● Pasaje extraído:
In memoriam*
Afortunadas aquellas generaciones que viven durante esos raros periodos en los que coinciden los dos ingredientes esenciales del cambio: las condiciones estructurales y el liderazgo individual.
Nuestra generación ha sido testigo de uno de esos singulares momentos en los que los vientos de transformación han sido aprovechados por un líder excepcional para conducir a buen puerto la nave de la salud de los mexicanos.
Atento a los signos de su tiempo, Guillermo Soberón Acevedo engrandeció el campo de la salud con su visión, su inagotable energía, su extraordinaria capacidad de organización y su inquebrantable voluntad de servicio.
Su influencia en la educación y la salud tiene sus orígenes en sus valiosas contribuciones a la investigación científica. Dio sus primeros pasos como investigador trabajando bajo las órdenes del doctor Edmundo Rojas Nateras en el Departamento de Patología del entonces llamado Hospital de Enfermedades de la Nutrición. Poco después cursaría en esa misma institución la residencia en medicina interna. Esa decisión fue central en su vida, pues le permitió establecer una estrecha relación con quien sería su mentor, el doctor Salvador Zubirán, fundador y director de ese hospital.
Cabe destacar que el doctor Soberón se incorporó a Nutrición pocos años después de su fundación. Entre 1943 y 1946 se crearon en México no sólo la Secretaría de Salubridad y Asistencia y el Instituto Mexicano del Seguro Social, sino también los tres primeros institutos nacionales de salud: el Hospital Infantil de México en 1943, el Instituto Nacional de Cardiología en 1944 y el Hospital de Enfermedades de la Nutrición, hoy Instituto Nacional de Ciencias Médicas y Nutrición Salvador Zubirán, en 1946. El establecimiento de estas instituciones marcó el surgimiento de una primera generación de reformas de nuestro sistema de salud.
Terminada su residencia en medicina interna, el doctor Soberón se trasladó a la Universidad de Wisconsin para cursar un doctorado en química fisiológica bajo la tutela del doctor Philip Cohen.
A su regreso de Estados Unidos, dedicó 20 años de su vida a la investigación, primero en el Instituto Nacional de Nutrición y más tarde en el Instituto de Investigaciones Biomédicas de la Universidad Autónoma de México (UNAM). En 1971 fue nombrado Coordinador de la Investigación Científica de la UNAM, y de 1973 a 1981 ocupó el cargo de rector de esa misma universidad.
Mi relación personal con el doctor Soberón arrancó justamente en la UNAM. Por una feliz coincidencia, ingresé a la Facultad de Medicina el mismo año que él inició su rectorado. El año de 1973 fue un parteaguas en la historia de la institución. Entre muchas otras señales de crisis que el nuevo rector debía enfrentar, mi generación de la carrera de medicina fue la más numerosa en la historia de la Universidad, con más de 4 000 estudiantes de nuevo ingreso.
Dos años después publiqué en la revista Mundo Médico un artículo particularmente crítico titulado “La crisis de la educación médica”. El artículo llamó la atención del rector, quien me citó en su oficina, pero no para regañarme, como yo temía, sino para discutir conmigo mis inquietudes. ¿Por qué estás tan insatisfecho con tu educación?, me preguntó sin mayores preámbulos. Yo le di mis razones. Me escuchó con atención y prometió tomar en consideración mis quejas y sugerencias.

● Tareas por realizar:
(a) ¿Concuerdan con el homenaje a Guillermo Soberón estas afirmaciones? (i) Soberón hizo un doctorado en química fisiológica en la Universidad de Wisconsin. (ii) El Instituto Nacional de Cardiología se fundó en 1946. (iii) El rector citó en su oficina a quien escribe para reprender su artículo. Responde sí o no a cada una y cita las palabras decisivas del homenaje.
(b) Prosigue el homenaje a Guillermo Soberón a partir de su última oración.

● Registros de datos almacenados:

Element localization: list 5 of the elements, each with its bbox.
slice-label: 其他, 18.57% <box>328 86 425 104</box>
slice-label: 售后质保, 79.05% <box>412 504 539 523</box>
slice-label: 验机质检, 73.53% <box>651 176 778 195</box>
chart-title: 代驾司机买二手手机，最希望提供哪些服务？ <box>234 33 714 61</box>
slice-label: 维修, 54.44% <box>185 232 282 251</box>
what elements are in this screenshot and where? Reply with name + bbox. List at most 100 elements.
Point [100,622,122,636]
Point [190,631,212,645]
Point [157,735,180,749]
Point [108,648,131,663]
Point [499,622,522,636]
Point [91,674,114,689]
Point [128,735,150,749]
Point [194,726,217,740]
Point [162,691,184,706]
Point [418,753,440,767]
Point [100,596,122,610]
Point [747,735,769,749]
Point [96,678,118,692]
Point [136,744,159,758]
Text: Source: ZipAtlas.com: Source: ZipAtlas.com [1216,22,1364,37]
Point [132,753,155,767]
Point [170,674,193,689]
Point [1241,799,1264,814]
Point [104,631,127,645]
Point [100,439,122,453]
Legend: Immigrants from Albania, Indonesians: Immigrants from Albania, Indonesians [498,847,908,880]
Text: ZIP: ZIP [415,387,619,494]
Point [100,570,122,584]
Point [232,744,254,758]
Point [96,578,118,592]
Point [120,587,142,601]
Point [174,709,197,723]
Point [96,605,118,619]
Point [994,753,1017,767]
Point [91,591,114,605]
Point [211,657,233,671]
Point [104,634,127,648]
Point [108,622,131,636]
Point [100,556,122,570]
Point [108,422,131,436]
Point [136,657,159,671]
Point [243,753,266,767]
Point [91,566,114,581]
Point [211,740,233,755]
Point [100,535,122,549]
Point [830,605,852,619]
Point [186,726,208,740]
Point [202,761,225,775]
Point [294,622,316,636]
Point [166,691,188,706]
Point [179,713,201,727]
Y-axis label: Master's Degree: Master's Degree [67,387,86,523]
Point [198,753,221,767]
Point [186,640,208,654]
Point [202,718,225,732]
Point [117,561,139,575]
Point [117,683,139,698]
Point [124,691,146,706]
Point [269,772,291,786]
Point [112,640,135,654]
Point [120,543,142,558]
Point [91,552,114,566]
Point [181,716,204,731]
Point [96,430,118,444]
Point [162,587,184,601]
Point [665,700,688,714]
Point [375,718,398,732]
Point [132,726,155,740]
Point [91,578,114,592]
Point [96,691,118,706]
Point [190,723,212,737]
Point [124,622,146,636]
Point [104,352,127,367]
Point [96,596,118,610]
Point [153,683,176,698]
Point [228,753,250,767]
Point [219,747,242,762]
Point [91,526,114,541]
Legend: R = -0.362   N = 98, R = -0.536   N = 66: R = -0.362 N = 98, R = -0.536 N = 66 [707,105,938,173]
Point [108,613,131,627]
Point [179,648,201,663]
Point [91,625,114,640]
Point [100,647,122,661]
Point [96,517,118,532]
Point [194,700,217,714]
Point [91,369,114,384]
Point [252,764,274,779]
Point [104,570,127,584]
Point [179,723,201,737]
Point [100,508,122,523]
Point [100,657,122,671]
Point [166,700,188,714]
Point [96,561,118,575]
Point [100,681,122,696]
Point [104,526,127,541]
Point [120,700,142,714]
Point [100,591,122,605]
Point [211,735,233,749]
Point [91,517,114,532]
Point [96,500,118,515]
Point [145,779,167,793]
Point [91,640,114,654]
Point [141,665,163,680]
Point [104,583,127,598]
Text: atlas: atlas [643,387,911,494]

● Tareas resueltas:
(a)
(i) Sí: «se trasladó a la Universidad de Wisconsin para cursar un doctorado en química fisiológica».
(ii) No: «el Instituto Nacional de Cardiología en 1944».
(iii) No: «pero no para regañarme, como yo temía, sino para discutir conmigo mis inquietudes».

(b)
Yo no quise desaprovechar la ocasión y su buena disposición, y antes de partir, con la inconciencia propia de un joven de 21 años, lo invité a cenar a mi casa. Para mi enorme sorpresa, aceptó.
La cena representó una oportunidad extraordinaria para mí, y al final, cuando me despedí del rector, sentí que mi vida había cambiado para siempre. No me equivoqué. Con el tiempo, el doctor Soberón se convirtió en mucho más que un maestro; se convirtió en mi mentor. Desplegando el espíritu generoso y generativo que lo caracterizó, me brindó inspiración, guía y apoyo en cada etapa de mi desarrollo profesional.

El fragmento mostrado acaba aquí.